▶ Task to complete
Gather up the lines that contain "date".

━━━━━━

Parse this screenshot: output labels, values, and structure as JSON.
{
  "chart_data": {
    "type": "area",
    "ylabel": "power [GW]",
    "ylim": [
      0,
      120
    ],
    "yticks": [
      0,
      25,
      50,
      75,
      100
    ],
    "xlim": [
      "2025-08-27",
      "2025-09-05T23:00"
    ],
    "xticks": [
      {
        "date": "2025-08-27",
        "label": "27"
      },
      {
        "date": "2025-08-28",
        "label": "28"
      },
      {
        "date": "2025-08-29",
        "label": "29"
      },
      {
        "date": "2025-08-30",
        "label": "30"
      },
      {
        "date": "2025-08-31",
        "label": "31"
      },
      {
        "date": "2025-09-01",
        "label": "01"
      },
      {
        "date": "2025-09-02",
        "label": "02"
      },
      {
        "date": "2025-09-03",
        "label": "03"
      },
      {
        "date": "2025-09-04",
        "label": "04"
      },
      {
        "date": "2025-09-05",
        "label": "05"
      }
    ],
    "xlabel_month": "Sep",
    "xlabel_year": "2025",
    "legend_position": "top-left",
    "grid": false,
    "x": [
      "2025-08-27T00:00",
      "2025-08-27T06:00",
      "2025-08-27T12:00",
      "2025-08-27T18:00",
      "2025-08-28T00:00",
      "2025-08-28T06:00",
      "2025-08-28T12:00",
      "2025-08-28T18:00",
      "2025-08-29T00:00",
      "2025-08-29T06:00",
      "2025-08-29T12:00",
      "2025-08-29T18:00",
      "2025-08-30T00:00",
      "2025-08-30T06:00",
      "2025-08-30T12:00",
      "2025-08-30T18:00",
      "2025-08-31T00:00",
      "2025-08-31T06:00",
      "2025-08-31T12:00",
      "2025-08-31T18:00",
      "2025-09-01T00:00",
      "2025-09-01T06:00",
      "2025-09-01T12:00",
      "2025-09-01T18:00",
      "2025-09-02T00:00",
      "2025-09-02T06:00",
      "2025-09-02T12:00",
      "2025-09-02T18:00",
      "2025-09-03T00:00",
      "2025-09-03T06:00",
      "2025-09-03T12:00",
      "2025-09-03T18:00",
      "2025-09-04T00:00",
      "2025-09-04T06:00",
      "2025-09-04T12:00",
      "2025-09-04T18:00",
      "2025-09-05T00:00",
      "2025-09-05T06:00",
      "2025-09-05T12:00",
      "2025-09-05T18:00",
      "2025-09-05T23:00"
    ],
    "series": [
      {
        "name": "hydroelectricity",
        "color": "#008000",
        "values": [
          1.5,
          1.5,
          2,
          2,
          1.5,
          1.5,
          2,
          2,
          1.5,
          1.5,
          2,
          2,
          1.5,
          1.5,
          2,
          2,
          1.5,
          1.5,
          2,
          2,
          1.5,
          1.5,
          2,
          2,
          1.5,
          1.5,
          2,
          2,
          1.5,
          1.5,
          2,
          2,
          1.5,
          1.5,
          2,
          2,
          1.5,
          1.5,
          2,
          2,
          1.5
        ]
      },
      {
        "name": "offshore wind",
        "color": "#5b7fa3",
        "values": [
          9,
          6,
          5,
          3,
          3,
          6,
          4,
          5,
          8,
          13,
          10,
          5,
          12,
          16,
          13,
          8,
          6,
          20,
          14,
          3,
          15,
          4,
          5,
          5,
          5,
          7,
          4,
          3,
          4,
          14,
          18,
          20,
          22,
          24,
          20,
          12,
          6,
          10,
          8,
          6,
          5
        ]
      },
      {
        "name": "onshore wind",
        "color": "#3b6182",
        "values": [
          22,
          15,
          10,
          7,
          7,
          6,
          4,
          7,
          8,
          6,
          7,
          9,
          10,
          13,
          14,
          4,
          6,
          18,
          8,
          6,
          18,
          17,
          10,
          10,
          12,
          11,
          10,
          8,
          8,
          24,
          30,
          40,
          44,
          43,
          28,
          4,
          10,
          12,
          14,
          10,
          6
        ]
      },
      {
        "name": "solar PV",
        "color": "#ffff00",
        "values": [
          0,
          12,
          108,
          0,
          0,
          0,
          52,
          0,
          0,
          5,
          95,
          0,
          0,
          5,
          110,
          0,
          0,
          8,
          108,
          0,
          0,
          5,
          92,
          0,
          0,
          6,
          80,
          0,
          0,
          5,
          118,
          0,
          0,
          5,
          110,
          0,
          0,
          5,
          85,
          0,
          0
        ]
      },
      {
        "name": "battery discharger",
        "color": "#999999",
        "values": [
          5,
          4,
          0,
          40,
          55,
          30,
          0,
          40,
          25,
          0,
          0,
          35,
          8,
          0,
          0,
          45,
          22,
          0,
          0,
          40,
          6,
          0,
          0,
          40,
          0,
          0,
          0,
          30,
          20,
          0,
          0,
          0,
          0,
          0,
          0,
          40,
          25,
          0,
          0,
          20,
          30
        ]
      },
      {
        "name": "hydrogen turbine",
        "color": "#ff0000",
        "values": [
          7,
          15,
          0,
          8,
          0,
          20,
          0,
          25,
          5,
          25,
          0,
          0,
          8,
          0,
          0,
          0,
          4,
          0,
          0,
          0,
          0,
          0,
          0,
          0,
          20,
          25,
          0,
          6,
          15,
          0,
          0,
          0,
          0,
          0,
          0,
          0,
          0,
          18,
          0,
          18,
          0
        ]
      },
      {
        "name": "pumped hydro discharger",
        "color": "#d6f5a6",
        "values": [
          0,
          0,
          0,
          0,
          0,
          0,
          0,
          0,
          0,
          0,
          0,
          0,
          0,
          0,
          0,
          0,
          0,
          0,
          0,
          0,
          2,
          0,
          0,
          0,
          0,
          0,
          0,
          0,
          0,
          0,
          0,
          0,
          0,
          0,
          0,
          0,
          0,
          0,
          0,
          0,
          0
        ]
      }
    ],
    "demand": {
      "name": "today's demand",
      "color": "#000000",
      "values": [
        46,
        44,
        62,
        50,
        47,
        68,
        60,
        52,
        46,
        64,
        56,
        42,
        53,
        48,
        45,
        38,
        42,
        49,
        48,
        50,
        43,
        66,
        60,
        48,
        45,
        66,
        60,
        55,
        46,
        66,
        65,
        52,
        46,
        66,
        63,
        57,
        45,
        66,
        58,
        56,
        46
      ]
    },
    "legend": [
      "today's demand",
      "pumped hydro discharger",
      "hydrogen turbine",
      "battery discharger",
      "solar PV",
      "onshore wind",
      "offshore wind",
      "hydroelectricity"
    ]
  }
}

━━━━━━

▶ The solution
        "date": "2025-08-27",
        "date": "2025-08-28",
        "date": "2025-08-29",
        "date": "2025-08-30",
        "date": "2025-08-31",
        "date": "2025-09-01",
        "date": "2025-09-02",
        "date": "2025-09-03",
        "date": "2025-09-04",
        "date": "2025-09-05",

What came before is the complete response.